╔══

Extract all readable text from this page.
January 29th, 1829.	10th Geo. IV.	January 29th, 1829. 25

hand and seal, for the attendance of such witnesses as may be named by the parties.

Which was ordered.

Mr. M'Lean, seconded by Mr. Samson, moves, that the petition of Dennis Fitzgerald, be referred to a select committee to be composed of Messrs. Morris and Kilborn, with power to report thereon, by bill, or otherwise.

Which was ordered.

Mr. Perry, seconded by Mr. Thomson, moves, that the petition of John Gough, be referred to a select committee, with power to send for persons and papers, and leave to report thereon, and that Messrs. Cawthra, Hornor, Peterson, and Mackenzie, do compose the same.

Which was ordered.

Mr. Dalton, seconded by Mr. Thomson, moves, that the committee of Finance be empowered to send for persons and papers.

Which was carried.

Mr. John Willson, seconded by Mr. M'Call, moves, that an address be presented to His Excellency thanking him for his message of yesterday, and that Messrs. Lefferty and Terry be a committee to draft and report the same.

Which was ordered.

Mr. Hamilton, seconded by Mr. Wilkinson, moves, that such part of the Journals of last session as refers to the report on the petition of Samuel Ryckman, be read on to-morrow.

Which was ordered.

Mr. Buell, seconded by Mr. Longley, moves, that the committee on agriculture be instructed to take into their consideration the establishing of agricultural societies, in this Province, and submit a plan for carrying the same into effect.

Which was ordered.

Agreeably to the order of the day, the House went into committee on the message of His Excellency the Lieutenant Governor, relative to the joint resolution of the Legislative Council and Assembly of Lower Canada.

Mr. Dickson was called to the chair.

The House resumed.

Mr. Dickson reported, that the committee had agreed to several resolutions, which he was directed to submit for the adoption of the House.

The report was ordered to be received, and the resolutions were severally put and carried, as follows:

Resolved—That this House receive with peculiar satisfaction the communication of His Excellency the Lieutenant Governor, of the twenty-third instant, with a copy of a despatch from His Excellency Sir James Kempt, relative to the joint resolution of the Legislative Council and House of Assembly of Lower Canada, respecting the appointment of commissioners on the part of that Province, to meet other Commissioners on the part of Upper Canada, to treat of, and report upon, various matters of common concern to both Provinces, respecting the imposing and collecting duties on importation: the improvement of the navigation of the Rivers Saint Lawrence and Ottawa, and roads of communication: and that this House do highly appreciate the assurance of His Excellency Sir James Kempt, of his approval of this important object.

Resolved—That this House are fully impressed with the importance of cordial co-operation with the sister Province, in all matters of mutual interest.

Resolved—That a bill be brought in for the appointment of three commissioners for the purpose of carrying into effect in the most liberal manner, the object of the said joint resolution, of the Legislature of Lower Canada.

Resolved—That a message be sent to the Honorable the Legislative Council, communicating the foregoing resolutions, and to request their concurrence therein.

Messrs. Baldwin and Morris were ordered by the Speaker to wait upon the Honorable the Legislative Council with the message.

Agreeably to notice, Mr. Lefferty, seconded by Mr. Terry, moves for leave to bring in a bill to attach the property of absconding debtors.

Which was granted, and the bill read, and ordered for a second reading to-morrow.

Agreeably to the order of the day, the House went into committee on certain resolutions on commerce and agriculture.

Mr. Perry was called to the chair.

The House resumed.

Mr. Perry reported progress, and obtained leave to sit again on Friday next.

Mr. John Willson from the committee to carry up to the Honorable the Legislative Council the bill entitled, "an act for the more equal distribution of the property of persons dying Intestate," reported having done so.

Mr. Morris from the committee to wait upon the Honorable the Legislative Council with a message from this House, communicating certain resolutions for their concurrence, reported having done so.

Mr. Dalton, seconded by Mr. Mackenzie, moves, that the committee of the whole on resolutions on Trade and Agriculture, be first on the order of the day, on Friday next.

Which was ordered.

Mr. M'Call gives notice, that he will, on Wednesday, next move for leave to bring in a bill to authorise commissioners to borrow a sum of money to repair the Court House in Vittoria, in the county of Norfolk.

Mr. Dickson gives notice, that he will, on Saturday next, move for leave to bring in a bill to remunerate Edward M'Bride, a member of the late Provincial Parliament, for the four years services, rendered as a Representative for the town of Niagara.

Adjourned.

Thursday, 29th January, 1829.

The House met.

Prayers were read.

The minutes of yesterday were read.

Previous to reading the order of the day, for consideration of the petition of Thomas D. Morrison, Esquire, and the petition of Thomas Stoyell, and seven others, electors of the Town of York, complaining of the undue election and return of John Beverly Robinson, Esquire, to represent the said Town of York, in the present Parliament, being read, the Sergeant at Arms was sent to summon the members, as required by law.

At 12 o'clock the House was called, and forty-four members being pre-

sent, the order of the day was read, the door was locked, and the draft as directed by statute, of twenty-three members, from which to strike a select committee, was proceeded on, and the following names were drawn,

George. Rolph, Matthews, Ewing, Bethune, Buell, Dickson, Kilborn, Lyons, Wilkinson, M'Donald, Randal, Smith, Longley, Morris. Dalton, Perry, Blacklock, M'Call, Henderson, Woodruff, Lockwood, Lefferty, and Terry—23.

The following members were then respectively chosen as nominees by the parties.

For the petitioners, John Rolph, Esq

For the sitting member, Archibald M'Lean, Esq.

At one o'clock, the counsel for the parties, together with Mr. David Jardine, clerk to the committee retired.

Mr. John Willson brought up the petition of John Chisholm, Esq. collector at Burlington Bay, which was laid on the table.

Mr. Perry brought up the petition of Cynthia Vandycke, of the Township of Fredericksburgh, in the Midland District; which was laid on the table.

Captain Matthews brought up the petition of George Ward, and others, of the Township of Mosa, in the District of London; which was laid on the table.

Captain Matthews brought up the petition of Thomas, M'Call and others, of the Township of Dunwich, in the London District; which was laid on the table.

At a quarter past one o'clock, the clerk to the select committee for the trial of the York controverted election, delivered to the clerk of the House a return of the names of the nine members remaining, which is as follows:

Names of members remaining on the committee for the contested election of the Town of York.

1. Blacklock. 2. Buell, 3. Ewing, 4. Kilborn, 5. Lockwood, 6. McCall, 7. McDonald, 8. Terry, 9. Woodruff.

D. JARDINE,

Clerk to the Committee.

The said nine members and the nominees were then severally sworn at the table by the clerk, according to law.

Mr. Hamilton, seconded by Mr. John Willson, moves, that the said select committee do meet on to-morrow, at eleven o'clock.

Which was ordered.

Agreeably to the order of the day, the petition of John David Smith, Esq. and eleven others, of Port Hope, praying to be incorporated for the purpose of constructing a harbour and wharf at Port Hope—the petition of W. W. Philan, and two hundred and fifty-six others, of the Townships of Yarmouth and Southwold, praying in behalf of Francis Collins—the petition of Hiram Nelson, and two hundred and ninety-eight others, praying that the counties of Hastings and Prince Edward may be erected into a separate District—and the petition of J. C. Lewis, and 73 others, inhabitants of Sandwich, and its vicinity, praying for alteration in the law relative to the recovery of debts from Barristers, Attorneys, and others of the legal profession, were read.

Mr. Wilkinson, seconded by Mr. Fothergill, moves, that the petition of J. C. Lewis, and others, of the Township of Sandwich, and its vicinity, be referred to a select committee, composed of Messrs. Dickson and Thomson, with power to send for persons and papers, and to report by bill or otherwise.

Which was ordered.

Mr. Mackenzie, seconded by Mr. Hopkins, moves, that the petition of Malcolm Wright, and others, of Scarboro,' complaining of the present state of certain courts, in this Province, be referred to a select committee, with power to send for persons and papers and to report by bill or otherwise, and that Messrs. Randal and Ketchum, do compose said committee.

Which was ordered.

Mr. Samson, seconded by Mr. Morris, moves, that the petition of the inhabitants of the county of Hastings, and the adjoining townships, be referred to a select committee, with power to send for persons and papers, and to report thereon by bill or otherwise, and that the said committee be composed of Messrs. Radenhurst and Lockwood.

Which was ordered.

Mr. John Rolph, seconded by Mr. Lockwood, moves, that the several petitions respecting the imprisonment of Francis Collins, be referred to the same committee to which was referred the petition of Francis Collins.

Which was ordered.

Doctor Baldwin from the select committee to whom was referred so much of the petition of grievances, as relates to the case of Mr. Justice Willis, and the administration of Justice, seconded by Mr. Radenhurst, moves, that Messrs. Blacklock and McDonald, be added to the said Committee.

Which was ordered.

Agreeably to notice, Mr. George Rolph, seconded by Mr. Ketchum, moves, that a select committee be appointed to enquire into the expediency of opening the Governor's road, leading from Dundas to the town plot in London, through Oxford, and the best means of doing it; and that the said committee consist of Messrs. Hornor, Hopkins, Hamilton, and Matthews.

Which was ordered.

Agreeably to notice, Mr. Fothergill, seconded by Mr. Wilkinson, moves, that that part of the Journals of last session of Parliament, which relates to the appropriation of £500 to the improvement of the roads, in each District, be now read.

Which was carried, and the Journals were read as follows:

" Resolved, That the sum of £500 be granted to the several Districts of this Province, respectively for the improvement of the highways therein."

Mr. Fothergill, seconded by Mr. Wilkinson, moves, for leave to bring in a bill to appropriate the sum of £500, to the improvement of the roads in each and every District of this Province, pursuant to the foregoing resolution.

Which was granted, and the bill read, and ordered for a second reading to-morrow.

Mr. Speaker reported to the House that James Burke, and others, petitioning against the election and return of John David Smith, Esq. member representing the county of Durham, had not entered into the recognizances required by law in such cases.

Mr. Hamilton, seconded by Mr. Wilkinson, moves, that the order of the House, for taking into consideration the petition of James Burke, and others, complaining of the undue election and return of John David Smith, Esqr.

╚══

● **REQUEST**
Locate the word "Governor" in the records and collect each line it appears in.

● **TASK OUTPUT**
Agreeably to the order of the day, the House went into committee on the message of His Excellency the Lieutenant Governor, relative to the joint resolution of the Legislative Council and Assembly of Lower Canada.
Resolved—That this House receive with peculiar satisfaction the communication of His Excellency the Lieutenant Governor, of the twenty-third instant, with a copy of a despatch from His Excellency Sir James Kempt, relative to the joint resolution of the Legislative Council and House of Assembly of Lower Canada, respecting the appointment of commissioners on the part of that Province, to meet other Commissioners on the part of Upper Canada, to treat of, and report upon, various matters of common concern to both Provinces, respecting the imposing and collecting duties on importation: the improvement of the navigation of the Rivers Saint Lawrence and Ottawa, and roads of communication: and that this House do highly appreciate the assurance of His Excellency Sir James Kempt, of his approval of this important object.
Agreeably to notice, Mr. George Rolph, seconded by Mr. Ketchum, moves, that a select committee be appointed to enquire into the expediency of opening the Governor's road, leading from Dundas to the town plot in London, through Oxford, and the best means of doing it; and that the said committee consist of Messrs. Hornor, Hopkins, Hamilton, and Matthews.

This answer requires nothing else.